» **WHAT THE TASK REQUIRES**
Where a line in the listing contains the string "化一为二", copy that line out.

» **RECORDS SUPPLIED**
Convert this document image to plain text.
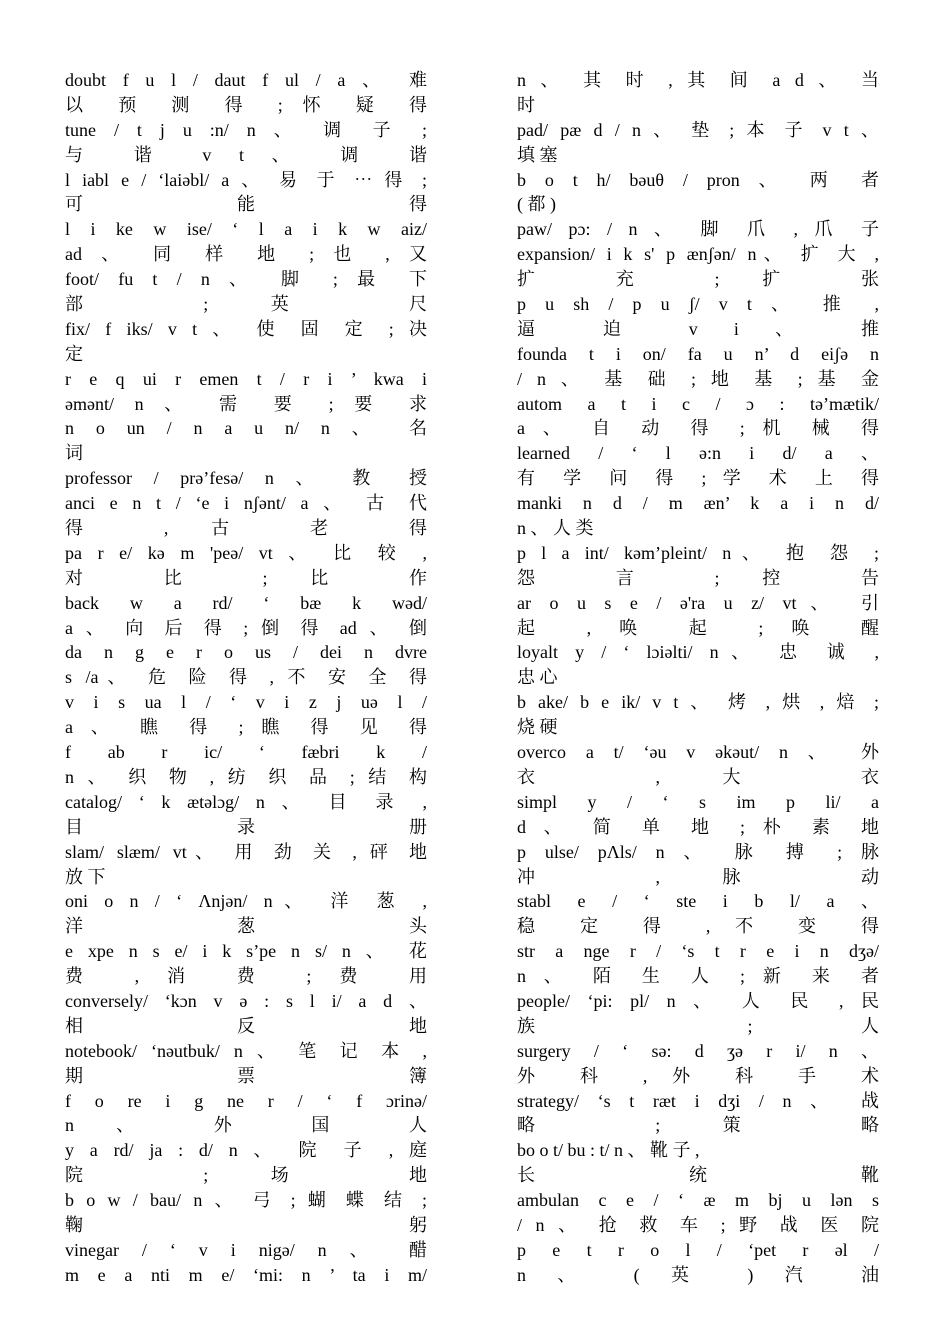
doubt f u l / daut f ul / a 、 难
以 预 测 得 ; 怀 疑 得
tune / t j u :n/ n 、 调 子 ;
与 谐 v t 、 调 谐
l iabl e / ‘laiəbl/ a 、 易 于 ⋯ 得 ;
可 能 得
l i ke w ise/ ‘ l a i k w aiz/
ad 、 同 样 地 ; 也 , 又
foot/ fu t / n 、 脚 ; 最 下
部 ; 英 尺
fix/ f iks/ v t 、 使 固 定 ; 决
定
r e q ui r emen t / r i ’ kwa i
əmənt/ n 、 需 要 ; 要 求
n o un / n a u n/ n 、 名
词
professor / prə’fesə/ n 、 教 授
anci e n t / ‘e i nʃənt/ a 、 古 代
得 , 古 老 得
pa r e/ kə m 'peə/ vt 、 比 较 ,
对 比 ; 比 作
back w a rd/ ‘ bæ k wəd/
a 、 向 后 得 ; 倒 得 ad 、 倒
da n g e r o us / dei n dvre
s /a、 危 险 得 , 不 安 全 得
v i s ua l / ‘ v i z j uə l /
a 、 瞧 得 ; 瞧 得 见 得
f ab r ic/ ‘ fæbri k /
n 、 织 物 , 纺 织 品 ; 结 构
catalog/ ‘ k ætəlɔg/ n 、 目 录 ,
目 录 册
slam/ slæm/ vt、 用 劲 关 , 砰 地
放 下
oni o n / ‘ Λnjən/ n、 洋 葱 ,
洋 葱 头
e xpe n s e/ i k s’pe n s/ n 、 花
费 , 消 费 ; 费 用
conversely/ ‘kɔn v ə : s l i/ a d 、
相 反 地
notebook/ ‘nəutbuk/ n 、 笔 记 本 ,
期 票 簿
f o re i g ne r / ‘ f ɔrinə/
n 、 外 国 人
y a rd/ ja : d/ n 、 院 子 , 庭
院 ; 场 地
b o w / bau/ n 、 弓 ; 蝴 蝶 结 ;
鞠 躬
vinegar / ‘ v i nigə/ n 、 醋
m e a nti m e/ ‘mi: n ’ ta i m/
n 、 其 时 , 其 间 a d 、 当
时
pad/ pæ d / n 、 垫 ; 本 子 v t 、
填 塞
b o t h/ bəuθ / pron 、 两 者
( 都 )
paw/ pɔ: / n 、 脚 爪 , 爪 子
expansion/ i k s' p ænʃən/ n、 扩 大 ,
扩 充 ; 扩 张
p u sh / p u ʃ/ v t 、 推 ,
逼 迫 v i 、 推
founda t i on/ fa u n’ d eiʃə n
/ n 、 基 础 ; 地 基 ; 基 金
autom a t i c / ɔ : tə’mætik/
a 、 自 动 得 ; 机 械 得
learned / ‘ l ə:n i d/ a 、
有 学 问 得 ; 学 术 上 得
manki n d / m æn’ k a i n d/
n 、 人 类
p l a int/ kəm’pleint/ n、 抱 怨 ;
怨 言 ; 控 告
ar o u s e / ə'ra u z/ vt、 引
起 , 唤 起 ; 唤 醒
loyalt y / ‘ lɔiəlti/ n、 忠 诚 ,
忠 心
b ake/ b e ik/ v t 、 烤 , 烘 , 焙 ;
烧 硬
overco a t/ ‘əu v əkəut/ n 、 外
衣 , 大 衣
simpl y / ‘ s im p li/ a
d 、 简 单 地 ; 朴 素 地
p ulse/ pΛls/ n 、 脉 搏 ; 脉
冲 , 脉 动
stabl e / ‘ ste i b l/ a 、
稳 定 得 , 不 变 得
str a nge r / ‘s t r e i n dʒə/
n 、 陌 生 人 ; 新 来 者
people/ ‘pi: pl/ n 、 人 民 , 民
族 ; 人
surgery / ‘ sə: d ʒə r i/ n 、
外 科 , 外 科 手 术
strategy/ ‘s t ræt i dʒi / n 、 战
略 ; 策 略
bo o t/ bu : t/ n 、 靴 子 ,
长 统 靴
ambulan c e / ‘ æ m bj u lən s
/ n 、 抢 救 车 ; 野 战 医 院
p e t r o l / ‘pet r əl /
n 、 ( 英 ) 汽 油
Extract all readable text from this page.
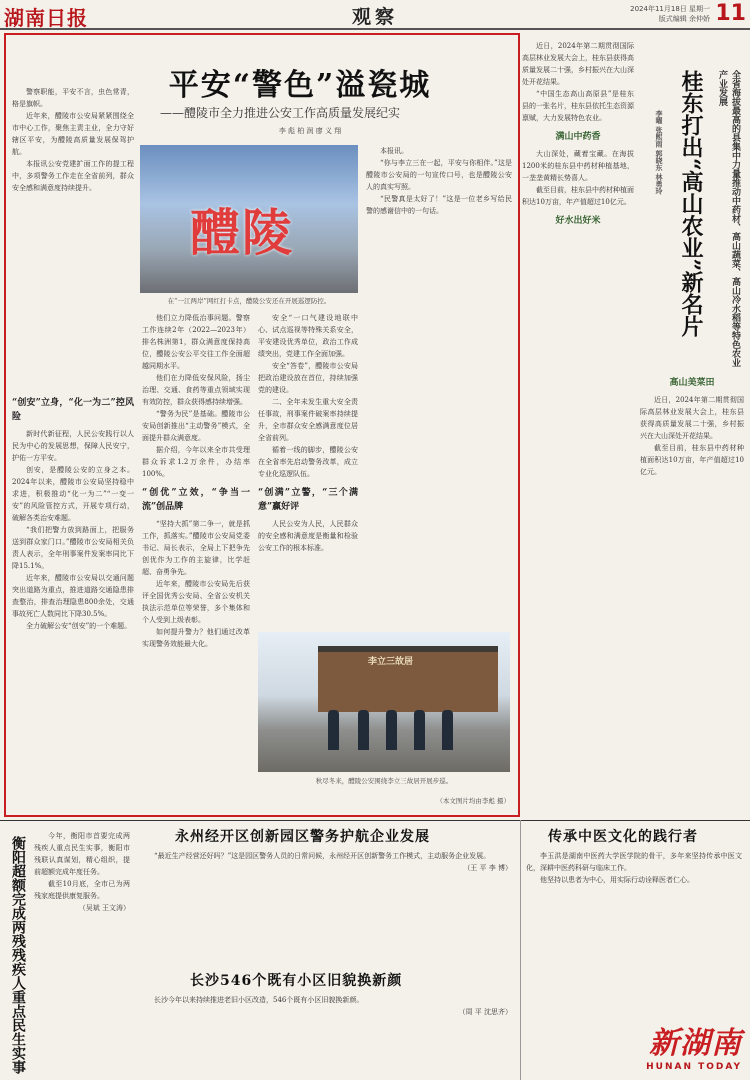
湖南日报	观察	2024年11月18日 星期一
版式编辑 余仲娇 11

警察职能，平安不言，虫色常青，格是旗帜。

近年来，醴陵市公安局紧紧围绕全市中心工作，聚焦主责主业，全力守好辖区平安，为醴陵高质量发展保驾护航。

本报讯公安党建扩面工作的提工程中，多项警务工作走在全省前列，群众安全感和满意度持续提升。

平安“警色”溢瓷城
——醴陵市全力推进公安工作高质量发展纪实
李 彪 柏 润 廖 义 翔
醴陵
在“一江两岸”网红打卡点，醴陵公安还在开展巡逻防控。
“创安”立身，“化一为二”控风险

新时代新征程，人民公安践行以人民为中心的发展思想，保障人民安宁，护佑一方平安。

创安，是醴陵公安的立身之本。2024年以来，醴陵市公安局坚持稳中求进，积极推动“化一为二”“一变一安”的风险管控方式，开展专项行动，破解各类治安难题。

“我们把警力放到路面上，把服务送到群众家门口。”醴陵市公安局相关负责人表示，全年刑事案件发案率同比下降15.1%。

近年来，醴陵市公安局以交通问题突出道路为重点，推进道路交通隐患排查整治，排查治理隐患800余处，交通事故死亡人数同比下降30.5%。

全力破解公安“创安”的一个难题。

他们立力降低治事问题。警察工作连续2年（2022—2023年）排名株洲第1，群众满意度保持高位，醴陵公安公平交往工作全面超越同期水平。

他们在力降低安保风险，扬尘治理、交通、食药等重点领域实现有效防控，群众获得感持续增强。

“警务为民”是基础。醴陵市公安局创新推出“主动警务”模式，全面提升群众满意度。

据介绍，今年以来全市共受理群众诉求1.2万余件，办结率100%。

“创优”立效，“争当一流”创品牌

“坚持大抓”第二争一，就是抓工作，抓落实。”醴陵市公安局党委书记、局长表示，全局上下把争先创优作为工作的主旋律，比学赶超、奋勇争先。

近年来，醴陵市公安局先后获评全国优秀公安局、全省公安机关执法示范单位等荣誉，多个集体和个人受到上级表彰。

如何提升警力？他们通过改革实现警务效能最大化。

安全“一口气建设地联中心、试点巡视等特殊关系安全，平安建设优秀单位，政治工作成绩突出，党建工作全面加强。

安全“答卷”，醴陵市公安局把政治建设放在首位，持续加强党的建设。

二、全年未发生重大安全责任事故，刑事案件破案率持续提升，全市群众安全感满意度位居全省前列。

循着一线的脚步，醴陵公安在全省率先启动警务改革，成立专业化巡逻队伍。

“创满”立警，“三个满意”赢好评

人民公安为人民，人民群众的安全感和满意度是衡量和检验公安工作的根本标准。

本报讯。

“你与李立三在一起，平安与你相伴。”这是醴陵市公安局的一句宣传口号，也是醴陵公安人的真实写照。

“民警真是太好了！”这是一位老乡写给民警的感谢信中的一句话。

李立三故居
秋尽冬来，醴陵公安围绕李立三故居开展步巡。
（本文图片均由李彪 摄）

近日，2024年第二期贯彻国际高层林业发展大会上，桂东县获得高质量发展二十强，乡村振兴在大山深处开花结果。

“中国生态高山高原县”是桂东县的一张名片，桂东县依托生态资源禀赋，大力发展特色农业。

满山中药香

大山深处，藏着宝藏。在海拔1200米的桂东县中药材种植基地，一垄垄黄精长势喜人。

截至目前，桂东县中药材种植面积达10万亩，年产值超过10亿元。

好水出好米	桂东打出“高山农业”新名片	全省海拔最高的县集中力量推动中药材、高山蔬菜、高山冷水稻等特色农业产业发展
李曜 张熙雨 郭晓东 林勇玲
高山美菜田

近日，2024年第二期贯彻国际高层林业发展大会上，桂东县获得高质量发展二十强，乡村振兴在大山深处开花结果。

截至目前，桂东县中药材种植面积达10万亩，年产值超过10亿元。

衡阳超额完成两残残疾人重点民生实事	今年，衡阳市首要完成两残疾人重点民生实事，衡阳市残联认真谋划，精心组织，提前超额完成年度任务。

截至10月底，全市已为两残家庭提供康复服务。

（吴斌 王文涛）
永州经开区创新园区警务护航企业发展

“最近生产经营还好吗？”这是园区警务人员的日常问候，永州经开区创新警务工作模式，主动服务企业发展。

（王 平 李 博）
长沙546个既有小区旧貌换新颜

长沙今年以来持续推进老旧小区改造，546个既有小区旧貌换新颜。

（周 平 沈思齐）
传承中医文化的践行者

李玉洪是湖南中医药大学医学院的骨干，多年来坚持传承中医文化，深耕中医药科研与临床工作。

他坚持以患者为中心，用实际行动诠释医者仁心。

新湖南
HUNAN TODAY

» **RESPONSE TO THE TASK**
“创安”立身，“化一为二”控风险
创安，是醴陵公安的立身之本。2024年以来，醴陵市公安局坚持稳中求进，积极推动“化一为二”“一变一安”的风险管控方式，开展专项行动，破解各类治安难题。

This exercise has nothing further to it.